▶ **PROBLEM DESCRIPTION**: Read the records below and copy each line that contains "والخاصة".

▶ **STORED ROWS**:

>> Start

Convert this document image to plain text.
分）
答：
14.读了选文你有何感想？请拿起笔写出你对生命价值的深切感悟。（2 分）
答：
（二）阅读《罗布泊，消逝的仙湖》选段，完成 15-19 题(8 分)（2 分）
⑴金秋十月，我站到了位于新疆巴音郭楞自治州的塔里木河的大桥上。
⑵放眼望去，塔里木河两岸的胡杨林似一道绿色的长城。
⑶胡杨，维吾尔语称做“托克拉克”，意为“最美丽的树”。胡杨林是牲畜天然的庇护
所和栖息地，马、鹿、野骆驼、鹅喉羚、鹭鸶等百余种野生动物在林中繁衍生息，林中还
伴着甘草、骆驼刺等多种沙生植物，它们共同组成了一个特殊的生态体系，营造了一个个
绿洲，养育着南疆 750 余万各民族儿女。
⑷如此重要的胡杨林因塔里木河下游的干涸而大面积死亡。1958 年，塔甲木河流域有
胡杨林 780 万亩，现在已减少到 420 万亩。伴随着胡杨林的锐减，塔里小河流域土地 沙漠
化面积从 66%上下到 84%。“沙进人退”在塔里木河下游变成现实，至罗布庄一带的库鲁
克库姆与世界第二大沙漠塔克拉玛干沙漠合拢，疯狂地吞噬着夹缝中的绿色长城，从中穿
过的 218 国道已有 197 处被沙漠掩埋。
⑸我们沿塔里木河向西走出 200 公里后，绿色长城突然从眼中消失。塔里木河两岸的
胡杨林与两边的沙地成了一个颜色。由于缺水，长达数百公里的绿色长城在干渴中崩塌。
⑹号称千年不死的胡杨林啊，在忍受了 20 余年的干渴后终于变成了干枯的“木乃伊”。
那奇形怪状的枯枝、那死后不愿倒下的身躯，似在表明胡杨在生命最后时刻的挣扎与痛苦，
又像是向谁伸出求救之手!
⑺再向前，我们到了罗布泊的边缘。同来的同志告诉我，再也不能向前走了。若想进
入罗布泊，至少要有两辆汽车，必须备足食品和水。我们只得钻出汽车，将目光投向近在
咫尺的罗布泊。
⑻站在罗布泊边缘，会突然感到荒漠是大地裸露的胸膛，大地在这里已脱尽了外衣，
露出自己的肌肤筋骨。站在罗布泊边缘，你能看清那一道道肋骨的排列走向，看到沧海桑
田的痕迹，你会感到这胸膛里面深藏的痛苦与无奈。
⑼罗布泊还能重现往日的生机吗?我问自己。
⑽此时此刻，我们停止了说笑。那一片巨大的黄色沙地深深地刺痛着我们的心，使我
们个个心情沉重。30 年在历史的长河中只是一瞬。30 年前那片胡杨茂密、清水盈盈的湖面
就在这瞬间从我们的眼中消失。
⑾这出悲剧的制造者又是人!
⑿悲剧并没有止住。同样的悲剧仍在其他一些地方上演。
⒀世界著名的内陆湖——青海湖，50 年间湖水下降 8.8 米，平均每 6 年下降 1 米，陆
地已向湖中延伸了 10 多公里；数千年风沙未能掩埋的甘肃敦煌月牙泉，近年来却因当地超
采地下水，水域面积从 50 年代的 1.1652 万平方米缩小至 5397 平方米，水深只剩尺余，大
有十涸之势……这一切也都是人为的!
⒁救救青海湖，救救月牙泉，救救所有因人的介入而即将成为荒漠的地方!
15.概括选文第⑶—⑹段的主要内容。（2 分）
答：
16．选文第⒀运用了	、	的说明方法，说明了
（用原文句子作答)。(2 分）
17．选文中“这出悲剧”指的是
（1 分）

>> End
>> Start

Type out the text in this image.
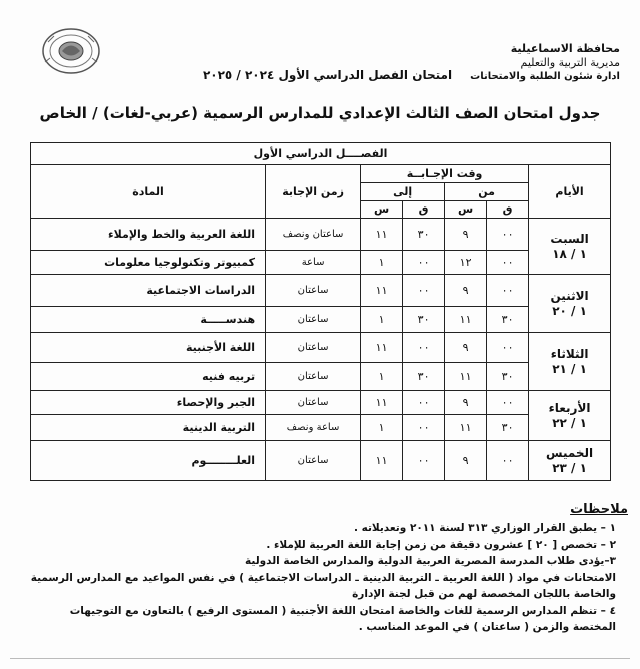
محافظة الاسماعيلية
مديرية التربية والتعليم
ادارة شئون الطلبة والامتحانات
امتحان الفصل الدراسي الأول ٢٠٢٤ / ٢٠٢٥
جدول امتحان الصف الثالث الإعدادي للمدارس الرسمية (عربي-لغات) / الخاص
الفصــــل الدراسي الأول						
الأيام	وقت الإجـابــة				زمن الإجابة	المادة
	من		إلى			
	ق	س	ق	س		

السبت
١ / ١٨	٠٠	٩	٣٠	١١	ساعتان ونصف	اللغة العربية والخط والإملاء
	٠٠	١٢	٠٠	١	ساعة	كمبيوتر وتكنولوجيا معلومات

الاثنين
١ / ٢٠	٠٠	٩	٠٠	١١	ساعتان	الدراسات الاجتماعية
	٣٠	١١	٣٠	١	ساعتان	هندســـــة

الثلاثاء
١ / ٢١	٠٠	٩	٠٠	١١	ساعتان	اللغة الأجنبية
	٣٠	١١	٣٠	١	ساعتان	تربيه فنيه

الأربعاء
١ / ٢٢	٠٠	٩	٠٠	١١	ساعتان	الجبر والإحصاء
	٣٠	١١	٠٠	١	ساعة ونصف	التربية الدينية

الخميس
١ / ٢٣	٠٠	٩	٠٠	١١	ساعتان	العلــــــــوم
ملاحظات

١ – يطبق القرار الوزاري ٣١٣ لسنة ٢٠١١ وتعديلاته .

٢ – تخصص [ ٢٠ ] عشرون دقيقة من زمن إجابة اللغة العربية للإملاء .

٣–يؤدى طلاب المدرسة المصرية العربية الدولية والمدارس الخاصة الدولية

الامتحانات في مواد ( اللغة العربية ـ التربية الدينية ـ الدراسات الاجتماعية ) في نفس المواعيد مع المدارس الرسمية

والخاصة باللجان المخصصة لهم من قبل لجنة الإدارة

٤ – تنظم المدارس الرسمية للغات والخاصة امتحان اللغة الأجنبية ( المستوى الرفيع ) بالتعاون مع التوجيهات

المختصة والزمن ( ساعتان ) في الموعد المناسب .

>> End
>> Start

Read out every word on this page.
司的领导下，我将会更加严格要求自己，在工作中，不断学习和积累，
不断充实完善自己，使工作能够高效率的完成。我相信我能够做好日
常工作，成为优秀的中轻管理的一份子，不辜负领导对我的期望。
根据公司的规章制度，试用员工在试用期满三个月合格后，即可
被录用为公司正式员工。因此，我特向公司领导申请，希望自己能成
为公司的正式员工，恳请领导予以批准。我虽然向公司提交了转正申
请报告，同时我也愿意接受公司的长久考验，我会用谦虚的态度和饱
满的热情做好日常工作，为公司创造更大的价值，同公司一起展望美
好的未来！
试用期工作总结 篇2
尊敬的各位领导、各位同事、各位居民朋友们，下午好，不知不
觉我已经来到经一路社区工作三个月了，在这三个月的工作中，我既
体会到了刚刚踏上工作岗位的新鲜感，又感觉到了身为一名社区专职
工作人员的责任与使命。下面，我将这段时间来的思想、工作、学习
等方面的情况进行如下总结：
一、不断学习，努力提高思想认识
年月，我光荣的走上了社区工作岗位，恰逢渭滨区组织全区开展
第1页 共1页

>> End

▶ **TASK SOLUTION**:
والخاصة باللجان المخصصة لهم من قبل لجنة الإدارة
٤ – تنظم المدارس الرسمية للغات والخاصة امتحان اللغة الأجنبية ( المستوى الرفيع ) بالتعاون مع التوجيهات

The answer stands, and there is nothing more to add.